Metin bölümü -
Bir süredir bunu düşünüyordum ki, bugün okuduğum bir haberle irkildim. Çünkü Okmeydanı 2Riskli bölge” ilan edilmiş. Binalar eski ve depreme dayanıksızmış. Bu nedenle “kentsel dönüşüm alanı” olarak belirlenmiş, 18 bin binanın yıkılması gerekiyormuş.
Bakın şimdi işin sırrı çözülüyor sanki. Bu taktik 100 yıl kadar önce Amerika’da New York’ta uygulanan bir taktikti.

New York örneği mi?

Manhattan denilen, şimdi dünyanın en yüksek gökdelenlerinin en lüks yaşam alanlarının bulunduğu adada o zamanlar herkesin kendine göre yaptığı evler ve mahalleler vardı. Buraları yeniden inşa etmek ve bundan çok büyük paralar kazanmak isteyenler evleri satın almakta zorluk çekince başka bir yol bulmuşlardı.
Mahallelerde çeteler oluşturuldu. Sonra bu çeteler arasında savaş çıkarıldı. Derken işin içine polis de karıştı. Hergün kan döküldü, her gün silahlı olaylar yaşandı. Bu süreçte “Bu mahallede oturulmaz artık, can güvenliğimiz, huzurumuz yok” diyenler birer birer evlerini yok pahasına satıp kaçtılar.

Gösterilen malzeme -
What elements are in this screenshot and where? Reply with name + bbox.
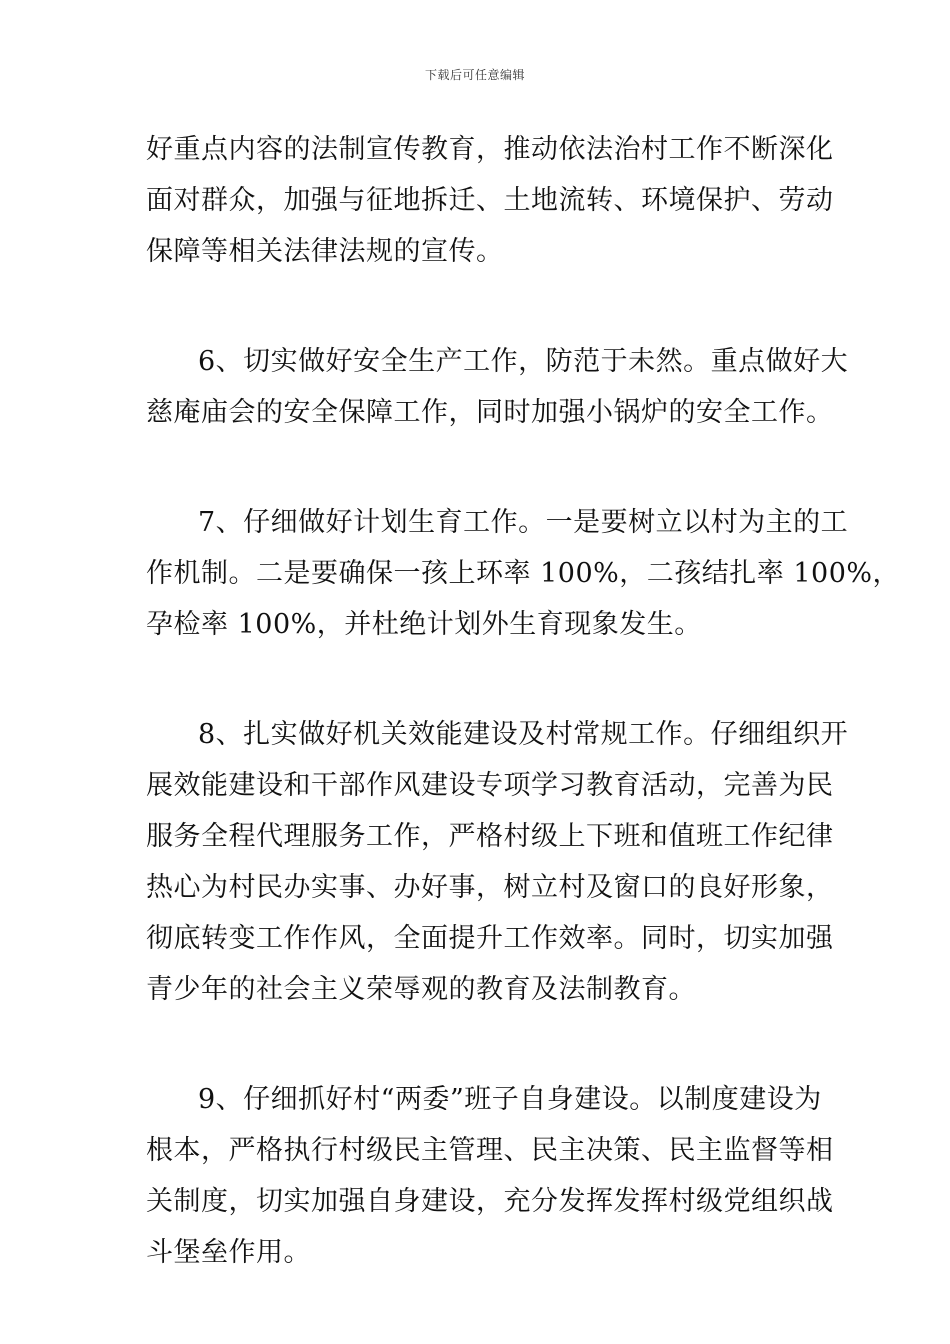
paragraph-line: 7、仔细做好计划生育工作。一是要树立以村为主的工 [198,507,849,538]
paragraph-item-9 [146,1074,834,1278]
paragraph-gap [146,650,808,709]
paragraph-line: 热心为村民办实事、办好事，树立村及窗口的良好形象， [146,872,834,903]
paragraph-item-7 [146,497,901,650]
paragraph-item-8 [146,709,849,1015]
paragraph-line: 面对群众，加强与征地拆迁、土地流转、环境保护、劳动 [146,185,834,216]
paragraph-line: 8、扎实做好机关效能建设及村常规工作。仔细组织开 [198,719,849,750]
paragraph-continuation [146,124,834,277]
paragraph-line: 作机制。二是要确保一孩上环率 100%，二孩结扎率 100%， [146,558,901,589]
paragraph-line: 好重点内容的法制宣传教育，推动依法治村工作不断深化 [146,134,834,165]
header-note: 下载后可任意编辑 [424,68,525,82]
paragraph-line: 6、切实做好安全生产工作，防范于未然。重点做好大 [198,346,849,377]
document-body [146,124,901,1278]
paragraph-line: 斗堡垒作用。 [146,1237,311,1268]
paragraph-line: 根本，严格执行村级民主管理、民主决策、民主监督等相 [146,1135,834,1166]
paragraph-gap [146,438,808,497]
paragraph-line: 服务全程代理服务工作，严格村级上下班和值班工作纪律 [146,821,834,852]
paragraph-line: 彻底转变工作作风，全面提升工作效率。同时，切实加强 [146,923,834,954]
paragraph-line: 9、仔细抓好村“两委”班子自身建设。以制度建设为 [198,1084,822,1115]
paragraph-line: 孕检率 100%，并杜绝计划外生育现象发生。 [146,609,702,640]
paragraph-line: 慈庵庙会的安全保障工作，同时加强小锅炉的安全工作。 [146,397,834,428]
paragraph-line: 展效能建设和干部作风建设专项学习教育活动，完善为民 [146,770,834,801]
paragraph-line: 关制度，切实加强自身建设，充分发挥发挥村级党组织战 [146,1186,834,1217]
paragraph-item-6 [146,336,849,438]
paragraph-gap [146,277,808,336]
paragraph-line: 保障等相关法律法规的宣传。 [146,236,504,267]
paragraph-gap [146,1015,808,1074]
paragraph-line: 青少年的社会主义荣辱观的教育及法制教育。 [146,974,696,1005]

==

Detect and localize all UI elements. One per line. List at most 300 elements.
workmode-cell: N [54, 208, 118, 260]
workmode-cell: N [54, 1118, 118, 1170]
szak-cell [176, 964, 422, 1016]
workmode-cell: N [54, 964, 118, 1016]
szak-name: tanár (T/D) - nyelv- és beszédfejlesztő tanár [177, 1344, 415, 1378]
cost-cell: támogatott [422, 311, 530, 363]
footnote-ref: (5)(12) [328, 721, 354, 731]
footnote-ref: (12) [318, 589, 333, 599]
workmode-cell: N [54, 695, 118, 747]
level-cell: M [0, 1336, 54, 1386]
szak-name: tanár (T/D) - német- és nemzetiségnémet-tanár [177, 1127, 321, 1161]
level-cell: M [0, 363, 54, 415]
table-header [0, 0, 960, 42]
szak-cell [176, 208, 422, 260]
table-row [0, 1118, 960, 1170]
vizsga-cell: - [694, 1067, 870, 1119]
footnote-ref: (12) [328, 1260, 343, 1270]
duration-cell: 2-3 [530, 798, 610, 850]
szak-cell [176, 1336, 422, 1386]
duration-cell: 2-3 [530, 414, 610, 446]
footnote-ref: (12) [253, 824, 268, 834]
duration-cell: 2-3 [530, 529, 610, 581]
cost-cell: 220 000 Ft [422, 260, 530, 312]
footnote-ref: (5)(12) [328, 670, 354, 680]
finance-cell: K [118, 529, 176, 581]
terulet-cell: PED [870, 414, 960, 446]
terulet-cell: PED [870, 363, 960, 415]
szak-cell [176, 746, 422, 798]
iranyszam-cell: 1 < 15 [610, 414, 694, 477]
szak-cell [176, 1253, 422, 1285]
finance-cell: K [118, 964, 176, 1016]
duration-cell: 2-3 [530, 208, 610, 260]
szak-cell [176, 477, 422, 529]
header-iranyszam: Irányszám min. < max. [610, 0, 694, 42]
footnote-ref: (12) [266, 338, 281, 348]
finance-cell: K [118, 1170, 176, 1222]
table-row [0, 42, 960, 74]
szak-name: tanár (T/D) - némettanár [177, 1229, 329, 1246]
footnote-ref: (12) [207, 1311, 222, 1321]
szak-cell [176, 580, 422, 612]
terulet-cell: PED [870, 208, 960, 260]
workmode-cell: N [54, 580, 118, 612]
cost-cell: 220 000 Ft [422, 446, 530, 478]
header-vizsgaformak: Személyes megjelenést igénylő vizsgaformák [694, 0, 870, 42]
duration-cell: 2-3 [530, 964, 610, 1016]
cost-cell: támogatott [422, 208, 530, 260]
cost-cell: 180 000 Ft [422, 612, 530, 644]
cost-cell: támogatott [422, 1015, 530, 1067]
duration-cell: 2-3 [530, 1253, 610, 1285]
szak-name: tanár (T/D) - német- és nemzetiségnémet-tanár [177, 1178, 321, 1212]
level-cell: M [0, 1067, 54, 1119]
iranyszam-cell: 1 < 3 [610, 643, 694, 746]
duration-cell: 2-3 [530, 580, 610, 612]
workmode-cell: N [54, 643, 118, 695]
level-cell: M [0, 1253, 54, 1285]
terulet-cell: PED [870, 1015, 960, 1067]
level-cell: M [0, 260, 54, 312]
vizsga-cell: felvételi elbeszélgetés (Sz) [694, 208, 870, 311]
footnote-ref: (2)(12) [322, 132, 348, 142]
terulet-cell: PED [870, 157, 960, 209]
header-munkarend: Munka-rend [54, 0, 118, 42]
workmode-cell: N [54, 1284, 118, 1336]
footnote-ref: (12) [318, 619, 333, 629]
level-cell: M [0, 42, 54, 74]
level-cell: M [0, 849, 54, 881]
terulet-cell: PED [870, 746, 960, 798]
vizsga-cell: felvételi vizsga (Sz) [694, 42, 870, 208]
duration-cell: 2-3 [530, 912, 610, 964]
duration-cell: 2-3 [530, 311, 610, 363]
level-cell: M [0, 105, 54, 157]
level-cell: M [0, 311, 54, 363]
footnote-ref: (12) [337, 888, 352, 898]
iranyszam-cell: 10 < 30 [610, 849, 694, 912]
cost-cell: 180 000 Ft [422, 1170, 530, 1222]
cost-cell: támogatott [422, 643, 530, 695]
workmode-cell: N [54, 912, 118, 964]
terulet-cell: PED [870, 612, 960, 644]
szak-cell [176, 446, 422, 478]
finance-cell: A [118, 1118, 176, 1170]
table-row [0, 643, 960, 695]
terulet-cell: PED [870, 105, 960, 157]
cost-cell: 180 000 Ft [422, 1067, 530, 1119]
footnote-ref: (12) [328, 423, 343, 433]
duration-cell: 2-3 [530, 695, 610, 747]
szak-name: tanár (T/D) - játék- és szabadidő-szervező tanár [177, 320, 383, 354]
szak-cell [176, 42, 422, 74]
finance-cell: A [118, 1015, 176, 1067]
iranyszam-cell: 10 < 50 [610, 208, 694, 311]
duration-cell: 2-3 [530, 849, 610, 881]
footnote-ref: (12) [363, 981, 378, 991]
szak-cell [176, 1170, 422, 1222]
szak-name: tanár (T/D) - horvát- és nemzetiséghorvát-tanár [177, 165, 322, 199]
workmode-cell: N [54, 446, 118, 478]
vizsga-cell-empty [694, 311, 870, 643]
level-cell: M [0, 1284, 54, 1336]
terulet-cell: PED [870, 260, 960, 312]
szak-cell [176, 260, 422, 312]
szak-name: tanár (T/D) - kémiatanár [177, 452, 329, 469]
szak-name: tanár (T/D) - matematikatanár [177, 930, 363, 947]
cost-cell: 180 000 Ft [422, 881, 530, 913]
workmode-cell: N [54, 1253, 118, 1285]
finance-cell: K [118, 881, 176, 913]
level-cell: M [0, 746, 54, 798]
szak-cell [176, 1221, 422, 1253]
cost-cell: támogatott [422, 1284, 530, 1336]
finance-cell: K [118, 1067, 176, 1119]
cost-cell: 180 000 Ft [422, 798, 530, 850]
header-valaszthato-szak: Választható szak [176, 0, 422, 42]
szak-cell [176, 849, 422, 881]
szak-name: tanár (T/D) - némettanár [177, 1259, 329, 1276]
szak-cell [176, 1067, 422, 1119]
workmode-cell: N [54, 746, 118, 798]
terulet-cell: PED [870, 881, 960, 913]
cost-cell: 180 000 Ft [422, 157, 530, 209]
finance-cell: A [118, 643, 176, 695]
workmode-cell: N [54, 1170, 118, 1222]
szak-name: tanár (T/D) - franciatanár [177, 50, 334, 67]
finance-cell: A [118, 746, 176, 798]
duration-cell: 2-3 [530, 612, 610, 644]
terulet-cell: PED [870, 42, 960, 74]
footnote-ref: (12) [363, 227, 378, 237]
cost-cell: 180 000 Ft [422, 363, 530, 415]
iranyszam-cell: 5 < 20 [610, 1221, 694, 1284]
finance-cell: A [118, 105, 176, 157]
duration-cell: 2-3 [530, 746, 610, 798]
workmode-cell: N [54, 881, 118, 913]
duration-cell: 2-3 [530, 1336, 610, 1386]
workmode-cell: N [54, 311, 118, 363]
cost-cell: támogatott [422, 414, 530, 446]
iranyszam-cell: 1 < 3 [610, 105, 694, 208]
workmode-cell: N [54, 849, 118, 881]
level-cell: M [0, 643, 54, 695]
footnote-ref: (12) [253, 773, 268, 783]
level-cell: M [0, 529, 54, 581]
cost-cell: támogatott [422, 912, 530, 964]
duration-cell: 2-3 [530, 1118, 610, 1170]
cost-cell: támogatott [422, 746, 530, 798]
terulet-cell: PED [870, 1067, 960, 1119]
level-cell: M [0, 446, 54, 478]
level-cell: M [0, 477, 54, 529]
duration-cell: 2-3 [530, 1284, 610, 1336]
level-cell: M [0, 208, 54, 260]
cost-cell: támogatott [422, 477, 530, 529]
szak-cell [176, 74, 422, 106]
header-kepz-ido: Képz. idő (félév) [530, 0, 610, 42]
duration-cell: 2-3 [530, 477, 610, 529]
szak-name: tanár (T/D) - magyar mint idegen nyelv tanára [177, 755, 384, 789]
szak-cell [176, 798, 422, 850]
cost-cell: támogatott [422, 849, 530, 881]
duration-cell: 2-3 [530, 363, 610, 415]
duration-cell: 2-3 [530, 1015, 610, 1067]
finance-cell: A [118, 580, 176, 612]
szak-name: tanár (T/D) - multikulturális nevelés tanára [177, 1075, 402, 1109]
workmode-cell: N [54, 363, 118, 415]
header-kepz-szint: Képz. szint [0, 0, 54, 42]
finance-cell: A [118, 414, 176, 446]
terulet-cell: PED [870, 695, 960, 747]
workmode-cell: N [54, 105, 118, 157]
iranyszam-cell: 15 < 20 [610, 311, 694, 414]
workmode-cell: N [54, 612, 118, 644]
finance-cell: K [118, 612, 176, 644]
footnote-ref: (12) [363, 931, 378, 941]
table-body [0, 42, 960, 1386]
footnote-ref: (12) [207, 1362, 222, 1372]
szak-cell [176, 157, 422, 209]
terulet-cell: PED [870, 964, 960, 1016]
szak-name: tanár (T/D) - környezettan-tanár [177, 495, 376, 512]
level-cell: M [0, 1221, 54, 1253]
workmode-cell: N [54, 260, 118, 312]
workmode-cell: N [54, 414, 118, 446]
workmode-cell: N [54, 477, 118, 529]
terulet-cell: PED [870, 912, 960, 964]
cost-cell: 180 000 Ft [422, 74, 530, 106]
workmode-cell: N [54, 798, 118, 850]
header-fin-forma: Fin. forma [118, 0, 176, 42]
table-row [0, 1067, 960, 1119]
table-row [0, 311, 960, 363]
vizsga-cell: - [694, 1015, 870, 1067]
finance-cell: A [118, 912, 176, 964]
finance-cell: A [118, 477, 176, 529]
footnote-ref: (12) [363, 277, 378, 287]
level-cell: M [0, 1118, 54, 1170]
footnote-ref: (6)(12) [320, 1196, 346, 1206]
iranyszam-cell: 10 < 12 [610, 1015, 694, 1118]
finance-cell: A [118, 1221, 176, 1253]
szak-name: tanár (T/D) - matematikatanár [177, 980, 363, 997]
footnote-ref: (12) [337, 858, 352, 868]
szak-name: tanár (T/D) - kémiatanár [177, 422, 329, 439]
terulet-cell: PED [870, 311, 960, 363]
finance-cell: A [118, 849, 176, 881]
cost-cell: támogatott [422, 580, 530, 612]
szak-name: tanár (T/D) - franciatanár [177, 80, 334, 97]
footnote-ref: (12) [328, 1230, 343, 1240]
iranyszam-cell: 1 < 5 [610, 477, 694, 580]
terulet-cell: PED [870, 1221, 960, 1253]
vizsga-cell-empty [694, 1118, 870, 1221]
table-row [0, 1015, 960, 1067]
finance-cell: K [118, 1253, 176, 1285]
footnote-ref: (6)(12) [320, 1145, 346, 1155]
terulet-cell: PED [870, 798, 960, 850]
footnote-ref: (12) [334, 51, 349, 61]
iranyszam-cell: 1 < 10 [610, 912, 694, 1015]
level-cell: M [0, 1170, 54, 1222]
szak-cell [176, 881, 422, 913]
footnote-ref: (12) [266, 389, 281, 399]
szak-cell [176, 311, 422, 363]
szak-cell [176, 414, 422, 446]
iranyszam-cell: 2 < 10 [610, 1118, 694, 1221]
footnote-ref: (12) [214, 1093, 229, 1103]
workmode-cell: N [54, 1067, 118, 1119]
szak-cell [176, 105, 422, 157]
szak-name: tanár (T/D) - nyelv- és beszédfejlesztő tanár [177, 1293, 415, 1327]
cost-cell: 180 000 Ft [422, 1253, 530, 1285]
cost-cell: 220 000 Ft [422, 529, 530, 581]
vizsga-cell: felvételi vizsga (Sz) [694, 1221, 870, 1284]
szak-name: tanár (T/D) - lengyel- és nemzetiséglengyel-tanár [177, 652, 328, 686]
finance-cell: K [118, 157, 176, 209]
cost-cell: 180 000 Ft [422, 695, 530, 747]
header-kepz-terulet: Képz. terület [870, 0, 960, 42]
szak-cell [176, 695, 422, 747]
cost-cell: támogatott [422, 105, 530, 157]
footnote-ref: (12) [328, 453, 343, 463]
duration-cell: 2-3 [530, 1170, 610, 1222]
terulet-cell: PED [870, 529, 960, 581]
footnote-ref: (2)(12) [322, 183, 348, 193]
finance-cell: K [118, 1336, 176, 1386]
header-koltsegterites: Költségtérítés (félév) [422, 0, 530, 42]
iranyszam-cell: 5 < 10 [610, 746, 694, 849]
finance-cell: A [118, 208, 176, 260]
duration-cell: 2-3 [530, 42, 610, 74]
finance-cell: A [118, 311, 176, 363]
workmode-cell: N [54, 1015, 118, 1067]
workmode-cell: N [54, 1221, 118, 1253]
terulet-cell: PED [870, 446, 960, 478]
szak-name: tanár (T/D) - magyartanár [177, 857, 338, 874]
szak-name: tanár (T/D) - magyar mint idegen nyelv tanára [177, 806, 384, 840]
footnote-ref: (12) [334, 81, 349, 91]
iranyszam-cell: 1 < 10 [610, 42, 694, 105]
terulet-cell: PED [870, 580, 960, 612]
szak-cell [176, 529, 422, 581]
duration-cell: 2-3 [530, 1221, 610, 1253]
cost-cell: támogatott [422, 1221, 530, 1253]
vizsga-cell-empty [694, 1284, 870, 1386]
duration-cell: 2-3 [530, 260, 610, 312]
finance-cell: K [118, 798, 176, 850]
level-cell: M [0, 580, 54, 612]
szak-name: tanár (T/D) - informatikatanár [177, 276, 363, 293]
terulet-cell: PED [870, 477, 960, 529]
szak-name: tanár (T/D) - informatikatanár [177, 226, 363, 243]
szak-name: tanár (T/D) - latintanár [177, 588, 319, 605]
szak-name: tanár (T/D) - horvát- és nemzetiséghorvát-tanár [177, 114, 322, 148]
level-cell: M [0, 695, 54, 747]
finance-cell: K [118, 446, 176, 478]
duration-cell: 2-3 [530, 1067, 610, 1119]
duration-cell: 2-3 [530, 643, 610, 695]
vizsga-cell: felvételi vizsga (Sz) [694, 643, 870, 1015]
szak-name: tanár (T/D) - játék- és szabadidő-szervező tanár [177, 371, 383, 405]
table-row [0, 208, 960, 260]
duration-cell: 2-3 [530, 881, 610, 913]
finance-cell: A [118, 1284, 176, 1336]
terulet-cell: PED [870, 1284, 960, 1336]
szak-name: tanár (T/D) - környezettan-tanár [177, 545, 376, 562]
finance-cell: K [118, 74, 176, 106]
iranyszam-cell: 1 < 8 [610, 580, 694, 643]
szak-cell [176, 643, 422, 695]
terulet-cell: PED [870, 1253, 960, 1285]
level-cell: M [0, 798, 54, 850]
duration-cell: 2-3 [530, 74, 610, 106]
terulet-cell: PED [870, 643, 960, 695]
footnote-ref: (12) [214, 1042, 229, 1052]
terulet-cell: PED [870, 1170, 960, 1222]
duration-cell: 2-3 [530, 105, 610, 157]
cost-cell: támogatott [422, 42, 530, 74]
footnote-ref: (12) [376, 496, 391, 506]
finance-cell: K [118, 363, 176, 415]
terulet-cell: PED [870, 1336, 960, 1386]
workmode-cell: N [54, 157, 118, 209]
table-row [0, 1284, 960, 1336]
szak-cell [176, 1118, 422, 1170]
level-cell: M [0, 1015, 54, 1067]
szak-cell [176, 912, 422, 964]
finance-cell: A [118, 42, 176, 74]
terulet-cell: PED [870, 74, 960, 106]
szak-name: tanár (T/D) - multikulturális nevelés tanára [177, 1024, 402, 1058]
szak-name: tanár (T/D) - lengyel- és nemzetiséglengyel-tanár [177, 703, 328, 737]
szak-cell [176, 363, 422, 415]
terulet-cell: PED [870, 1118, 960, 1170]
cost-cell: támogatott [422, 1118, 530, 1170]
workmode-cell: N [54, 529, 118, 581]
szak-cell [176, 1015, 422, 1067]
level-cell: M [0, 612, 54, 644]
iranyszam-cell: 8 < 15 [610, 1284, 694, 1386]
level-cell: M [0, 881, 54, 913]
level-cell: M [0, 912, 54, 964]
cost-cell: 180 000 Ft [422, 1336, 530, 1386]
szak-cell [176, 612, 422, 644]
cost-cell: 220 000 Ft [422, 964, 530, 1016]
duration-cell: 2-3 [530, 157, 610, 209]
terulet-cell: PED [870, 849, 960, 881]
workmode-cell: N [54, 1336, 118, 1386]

Yapılacak işler -
(1) Okmeydanı yazısında "Bakın şimdi işin" ifadesinden "bir yol bulmuşlardı." ifadesine kadar uzanan kısmı, "gökdelenlerinin" yerine "kulelerinin" koyarak değiştirip yeniden yazın.
(2) Okmeydanı yazısına göre bölgede kaç binanın yıkılması gerekiyormuş?
(3) Okmeydanı ile New York'u karşılaştıran yazıyı son cümlesinden sonra sürdürün.
Satırların burada hiçbir işlevi yok.

Alıştırma cevapları -
(1)
Bakın şimdi işin sırrı çözülüyor sanki. Bu taktik 100 yıl kadar önce Amerika’da New York’ta uygulanan bir taktikti.

New York örneği mi?

Manhattan denilen, şimdi dünyanın en yüksek kulelerinin en lüks yaşam alanlarının bulunduğu adada o zamanlar herkesin kendine göre yaptığı evler ve mahalleler vardı. Buraları yeniden inşa etmek ve bundan çok büyük paralar kazanmak isteyenler evleri satın almakta zorluk çekince başka bir yol bulmuşlardı.

(2) 18 bin binanın.

(3)
Kalanlar için da daha sonra kanunlar çıkarıldı ve evler boşaltılıp yıkıldı, yerlerine şimdiki o gökdelenler lüks yaşam alanları yapıldı. Manhattan şu anda dünyanın en pahalı bölgesi.

Taşınan taşınana

Sanki Okmeydanı’nda uygulanan taktik de bu. Bir emlakçı tanıdığıma sordum, Okmeydanı bölgesinden son birkaç yıl içinde yüzlerce aile taşınmış, evlerini, ki çoğunun zaten resmi tapusu da yok, ucuz fiyatlarla satıp gitmişler.
Yani diyeceğim, bazen terör örgütlerinin savaş alanı gibi görünen yerler için aslında birilerinin çok başka planları vardır ve hiç kimseye sezdirmeden bu planlarını uygularlar. Üstelik bunu yaparken siyasi iktidar da kendine hay çıkarır.
Okmeydanı’nda bugün ilan edilen kararla son yıllardaki terör eylemlerini üst üste koyup tekrar düşünün derim.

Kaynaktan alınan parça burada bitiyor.